- [Data for this exercise]
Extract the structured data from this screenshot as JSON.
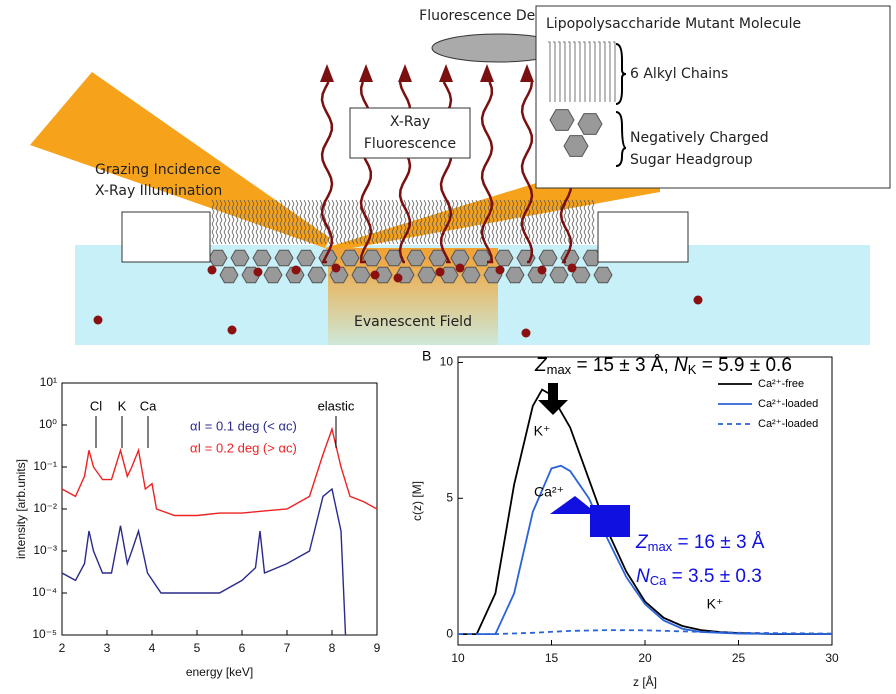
{
  "diagram": {
    "detector": "Fluorescence Detector",
    "legend_title": "Lipopolysaccharide Mutant Molecule",
    "chains": "6 Alkyl Chains",
    "headgroup_1": "Negatively Charged",
    "headgroup_2": "Sugar Headgroup",
    "fluor_1": "X-Ray",
    "fluor_2": "Fluorescence",
    "beam_1": "Grazing Incidence",
    "beam_2": "X-Ray Illumination",
    "field": "Evanescent Field"
  },
  "chart_data": [
    {
      "type": "line",
      "log_y": true,
      "xlabel": "energy [keV]",
      "ylabel": "intensity [arb.units]",
      "xlim": [
        2,
        9
      ],
      "xticks": [
        2,
        3,
        4,
        5,
        6,
        7,
        8,
        9
      ],
      "ylim": [
        1e-05,
        10
      ],
      "yticks": [
        {
          "value": 1e-05,
          "label": "10⁻⁵"
        },
        {
          "value": 0.0001,
          "label": "10⁻⁴"
        },
        {
          "value": 0.001,
          "label": "10⁻³"
        },
        {
          "value": 0.01,
          "label": "10⁻²"
        },
        {
          "value": 0.1,
          "label": "10⁻¹"
        },
        {
          "value": 1,
          "label": "10⁰"
        },
        {
          "value": 10,
          "label": "10¹"
        }
      ],
      "annotations": [
        "Cl",
        "K",
        "Ca",
        "elastic"
      ],
      "series": [
        {
          "name": "αI = 0.1 deg (< αc)",
          "color": "#2a2a8c",
          "x": [
            2.0,
            2.3,
            2.5,
            2.6,
            2.7,
            2.9,
            3.1,
            3.3,
            3.45,
            3.55,
            3.7,
            3.9,
            4.2,
            5.0,
            5.5,
            6.0,
            6.3,
            6.4,
            6.5,
            7.0,
            7.5,
            7.8,
            8.0,
            8.2,
            8.3
          ],
          "values": [
            0.0003,
            0.0002,
            0.0005,
            0.003,
            0.001,
            0.0003,
            0.0003,
            0.004,
            0.0005,
            0.001,
            0.003,
            0.0003,
            0.0001,
            0.0001,
            0.0001,
            0.0002,
            0.0004,
            0.003,
            0.0003,
            0.0005,
            0.001,
            0.02,
            0.03,
            0.003,
            1e-05
          ]
        },
        {
          "name": "αI = 0.2 deg (> αc)",
          "color": "#ee2222",
          "x": [
            2.0,
            2.3,
            2.5,
            2.6,
            2.7,
            2.9,
            3.1,
            3.3,
            3.45,
            3.55,
            3.7,
            3.85,
            4.0,
            4.1,
            4.5,
            5.0,
            5.5,
            6.0,
            6.5,
            7.0,
            7.5,
            7.8,
            8.0,
            8.2,
            8.4,
            8.7,
            9.0
          ],
          "values": [
            0.03,
            0.02,
            0.06,
            0.25,
            0.1,
            0.05,
            0.05,
            0.25,
            0.06,
            0.1,
            0.25,
            0.03,
            0.04,
            0.01,
            0.007,
            0.007,
            0.008,
            0.008,
            0.009,
            0.01,
            0.02,
            0.2,
            0.8,
            0.1,
            0.02,
            0.015,
            0.01
          ]
        }
      ]
    },
    {
      "type": "line",
      "panel": "B",
      "xlabel": "z [Å]",
      "ylabel": "c(z) [M]",
      "xlim": [
        10,
        30
      ],
      "xticks": [
        10,
        15,
        20,
        25,
        30
      ],
      "ylim": [
        -0.4,
        10.2
      ],
      "yticks": [
        0,
        5,
        10
      ],
      "annotations": [
        "K⁺",
        "Ca²⁺",
        "K⁺"
      ],
      "zmax_k": [
        "Z",
        "max",
        " = 15 ± 3 Å, ",
        "N",
        "K",
        " = 5.9 ± 0.6"
      ],
      "zmax_ca": [
        "Z",
        "max",
        " = 16 ± 3 Å"
      ],
      "n_ca": [
        "N",
        "Ca",
        " = 3.5 ± 0.3"
      ],
      "series": [
        {
          "name": "Ca²⁺-free",
          "color": "#000000",
          "dash": false,
          "x": [
            10,
            11,
            12,
            13,
            14,
            14.5,
            15,
            16,
            17,
            18,
            19,
            20,
            21,
            22,
            23,
            24,
            25,
            26,
            27,
            30
          ],
          "values": [
            0,
            0,
            1.5,
            5.5,
            8.4,
            9.0,
            8.8,
            7.6,
            5.7,
            3.8,
            2.3,
            1.2,
            0.6,
            0.3,
            0.15,
            0.08,
            0.04,
            0.02,
            0,
            0
          ]
        },
        {
          "name": "Ca²⁺-loaded",
          "color": "#2a62d8",
          "dash": false,
          "x": [
            11,
            12,
            13,
            14,
            15,
            15.5,
            16,
            17,
            18,
            19,
            20,
            21,
            22,
            23,
            25,
            30
          ],
          "values": [
            0,
            0,
            1.5,
            4.5,
            6.1,
            6.2,
            6.0,
            5.0,
            3.5,
            2.1,
            1.1,
            0.5,
            0.2,
            0.08,
            0.02,
            0
          ]
        },
        {
          "name": "Ca²⁺-loaded",
          "color": "#2a62d8",
          "dash": true,
          "x": [
            10,
            12,
            14,
            16,
            18,
            20,
            22,
            25,
            30
          ],
          "values": [
            0,
            0,
            0.05,
            0.12,
            0.15,
            0.14,
            0.1,
            0.05,
            0.02
          ]
        }
      ]
    }
  ]
}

- [Required work]
Gather and return every line that holds the string "Fluorescence".

- [Solution for this exercise]
    "detector": "Fluorescence Detector",
    "fluor_2": "Fluorescence",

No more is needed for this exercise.